Repeat the passage on March 2022 mortgage rates word for word, from "Fed Announces 25-Basis" to "hike since 2018.".
### Provided text
Last month, March 2022 mortgage rates soared at an unexpectedly fast pace. While many mortgage professionals predicted 4% being the higher year-end rate, at present day, they have already surpassed 5%. Analysts attribute much of the cause to longstanding issues. Throughout the coronavirus pandemic, the Federal Reserve bought mortgage-backed securities and treasuries to support the economic downturn. After the United States experienced a rapid economic rebound, inflation skyrocketed at an uncontrollable pace. Additionally, COVID-19 created a global supply chain issue. This spread throughout many industries, creating massive shortages. As such, the demand for everyday products and materials substantially increased, leading to a rise in costs.
In global news, Russia invaded Ukraine towards the end of February 2022. As the United States and ally nations continue to increase sanctions against Russia, markets witnessed incredible volatility. In response to geopolitical events such as Russia-Ukraine War, investors seek to reduce the level of risk in their portfolios. News alluding to greater Russian military action influenced investors to shift from stocks to relatively safer assets. Because of this, bonds, such as mortgage-backed securities, saw increased demand. Overall, this generates a favorable net effect for mortgage rates.
Federal Reserve Impact on March 2022 Mortgage Rates
One of the primary causes for the rise in March 2022 mortgage rates was the record-setting inflation. While inflation jumped to its highest level since 1982, Federal Reserve Chair Jerome Powell gave testimony to Congress, helping to shape the Fed’s monetary policy stance.
In addition, the Federal Reserve announced their first interest rate hike at their March 16th meeting. This move didn’t surprise anyone as investors anticipated it for months. Now, Fed Chair Powell strategizes to achieve an economic “soft landing” as the Fed’s latest tactical maneuver to combatting inflation.
Fed Chair Testimony to Congress Shapes Policy
Last month, Federal Reserve Chair Jerome Powell gave highly anticipated testimony to Congress. In said testimony, Powell shaped On Wednesday, investor outlook for future Federal Reserve policy. Many investors thought a 50-basis point rate hike remained on the table. However, Powell clearly showed support for raising the federal funds rate by 25 basis points at the March 16th Federal Reserve meeting.
Also, Powell expected the action to be followed by a series of additional 25 basis point increases. Having said that, Powell left open the possibility of larger rate hikes in the future. This depends on whether inflation declines at an expected pace. Moreover, Powell said that the Federal Reserve planned to reduce its massive balance sheet holdings of Treasuries and mortgage-backed securities (MBS) “in a predictable manner.” Asked about the impact of the conflict in Ukraine on the United States economy, he replied that it is “highly uncertain.”
Fed Announces 25-Basis Point Increase at the March 16th Meeting
For months, Federal Reserve officials indicated the need for combatting inflation. Generally, Federal Reserve officials intend to reverse the extremely accommodative policy measures put in place to boost the economy during the pandemic. As expected, the Fed began the process by raising the federal funds rate by 25 basis points. In fact, this occasion marked the first hike since 2018.
######
### Records provided
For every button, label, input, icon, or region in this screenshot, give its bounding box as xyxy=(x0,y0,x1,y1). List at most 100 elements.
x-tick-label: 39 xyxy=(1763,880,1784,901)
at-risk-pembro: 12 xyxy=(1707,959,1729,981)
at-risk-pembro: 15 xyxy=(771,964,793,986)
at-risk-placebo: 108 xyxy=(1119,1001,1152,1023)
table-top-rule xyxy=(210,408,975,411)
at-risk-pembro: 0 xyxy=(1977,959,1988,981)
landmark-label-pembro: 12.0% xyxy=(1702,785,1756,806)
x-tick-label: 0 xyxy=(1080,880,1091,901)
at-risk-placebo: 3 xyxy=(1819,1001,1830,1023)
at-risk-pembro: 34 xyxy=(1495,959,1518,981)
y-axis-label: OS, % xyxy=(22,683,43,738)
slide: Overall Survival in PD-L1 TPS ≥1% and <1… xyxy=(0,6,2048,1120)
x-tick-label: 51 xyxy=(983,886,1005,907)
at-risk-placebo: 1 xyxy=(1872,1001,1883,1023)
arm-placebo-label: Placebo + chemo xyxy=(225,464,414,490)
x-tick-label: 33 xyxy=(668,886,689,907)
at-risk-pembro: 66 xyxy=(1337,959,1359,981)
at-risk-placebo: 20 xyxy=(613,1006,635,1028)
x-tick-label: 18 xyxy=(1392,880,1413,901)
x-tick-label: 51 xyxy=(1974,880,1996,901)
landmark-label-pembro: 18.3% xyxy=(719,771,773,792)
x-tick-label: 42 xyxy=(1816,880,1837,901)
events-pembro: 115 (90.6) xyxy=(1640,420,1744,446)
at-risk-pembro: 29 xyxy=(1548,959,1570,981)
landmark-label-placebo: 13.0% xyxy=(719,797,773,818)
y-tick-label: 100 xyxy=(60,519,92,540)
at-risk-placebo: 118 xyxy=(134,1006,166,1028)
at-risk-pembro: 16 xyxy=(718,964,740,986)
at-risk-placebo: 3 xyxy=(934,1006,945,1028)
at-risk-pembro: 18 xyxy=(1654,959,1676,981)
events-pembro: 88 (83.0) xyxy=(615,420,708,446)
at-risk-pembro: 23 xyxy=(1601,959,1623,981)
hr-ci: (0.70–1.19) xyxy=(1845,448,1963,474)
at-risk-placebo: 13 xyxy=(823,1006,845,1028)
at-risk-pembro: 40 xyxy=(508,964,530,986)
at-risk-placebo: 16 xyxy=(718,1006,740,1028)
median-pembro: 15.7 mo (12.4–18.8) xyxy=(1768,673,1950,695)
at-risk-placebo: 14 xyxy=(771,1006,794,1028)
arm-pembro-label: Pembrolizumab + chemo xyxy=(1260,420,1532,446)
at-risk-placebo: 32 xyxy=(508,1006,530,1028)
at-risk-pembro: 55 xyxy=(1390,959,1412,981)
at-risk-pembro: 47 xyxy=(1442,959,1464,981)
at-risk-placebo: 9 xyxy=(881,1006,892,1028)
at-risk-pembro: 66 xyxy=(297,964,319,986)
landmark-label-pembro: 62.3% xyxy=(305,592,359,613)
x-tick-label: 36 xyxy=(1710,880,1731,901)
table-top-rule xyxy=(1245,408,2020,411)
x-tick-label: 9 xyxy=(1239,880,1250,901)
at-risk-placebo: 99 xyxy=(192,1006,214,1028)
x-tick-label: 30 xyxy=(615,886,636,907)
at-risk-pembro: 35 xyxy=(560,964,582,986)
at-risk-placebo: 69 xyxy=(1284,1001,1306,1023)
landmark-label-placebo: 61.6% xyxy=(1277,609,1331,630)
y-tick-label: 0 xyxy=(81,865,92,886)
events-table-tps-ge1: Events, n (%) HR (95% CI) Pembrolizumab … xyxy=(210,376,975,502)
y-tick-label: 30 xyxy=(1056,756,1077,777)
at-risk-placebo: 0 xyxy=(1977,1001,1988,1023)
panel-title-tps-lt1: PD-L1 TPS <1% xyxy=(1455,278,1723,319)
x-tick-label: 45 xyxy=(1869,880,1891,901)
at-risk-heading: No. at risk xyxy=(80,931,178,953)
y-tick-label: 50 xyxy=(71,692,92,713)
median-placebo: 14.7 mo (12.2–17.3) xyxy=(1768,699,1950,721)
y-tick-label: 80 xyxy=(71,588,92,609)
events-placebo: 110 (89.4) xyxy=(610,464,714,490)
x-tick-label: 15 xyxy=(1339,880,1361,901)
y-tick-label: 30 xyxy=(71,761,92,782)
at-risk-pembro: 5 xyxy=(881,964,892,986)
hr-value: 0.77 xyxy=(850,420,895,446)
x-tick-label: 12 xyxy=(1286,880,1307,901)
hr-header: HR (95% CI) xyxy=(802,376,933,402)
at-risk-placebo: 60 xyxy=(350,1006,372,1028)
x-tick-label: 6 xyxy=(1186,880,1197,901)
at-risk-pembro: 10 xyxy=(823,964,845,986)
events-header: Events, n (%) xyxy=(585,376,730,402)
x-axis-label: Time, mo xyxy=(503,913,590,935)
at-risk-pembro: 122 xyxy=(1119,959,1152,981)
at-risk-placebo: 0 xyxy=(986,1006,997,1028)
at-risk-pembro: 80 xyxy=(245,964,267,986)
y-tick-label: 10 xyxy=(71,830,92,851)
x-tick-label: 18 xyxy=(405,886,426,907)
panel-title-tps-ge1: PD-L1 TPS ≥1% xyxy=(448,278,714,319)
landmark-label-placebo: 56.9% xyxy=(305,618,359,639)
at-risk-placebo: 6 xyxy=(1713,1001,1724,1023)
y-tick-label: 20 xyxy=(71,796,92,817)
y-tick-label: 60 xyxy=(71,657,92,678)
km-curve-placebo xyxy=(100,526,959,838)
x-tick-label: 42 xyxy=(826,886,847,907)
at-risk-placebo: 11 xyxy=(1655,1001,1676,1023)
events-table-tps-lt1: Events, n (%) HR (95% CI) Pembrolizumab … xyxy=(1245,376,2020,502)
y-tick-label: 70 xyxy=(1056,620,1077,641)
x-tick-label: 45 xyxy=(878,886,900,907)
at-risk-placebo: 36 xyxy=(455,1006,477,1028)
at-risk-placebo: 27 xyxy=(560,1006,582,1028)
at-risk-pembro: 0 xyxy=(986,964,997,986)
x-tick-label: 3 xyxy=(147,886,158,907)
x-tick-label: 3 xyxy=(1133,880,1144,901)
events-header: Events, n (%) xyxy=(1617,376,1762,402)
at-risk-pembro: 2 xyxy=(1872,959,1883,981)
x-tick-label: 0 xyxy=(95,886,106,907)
######
#### Output for this exercise:
Fed Announces 25-Basis Point Increase at the March 16th Meeting
For months, Federal Reserve officials indicated the need for combatting inflation. Generally, Federal Reserve officials intend to reverse the extremely accommodative policy measures put in place to boost the economy during the pandemic. As expected, the Fed began the process by raising the federal funds rate by 25 basis points. In fact, this occasion marked the first hike since 2018.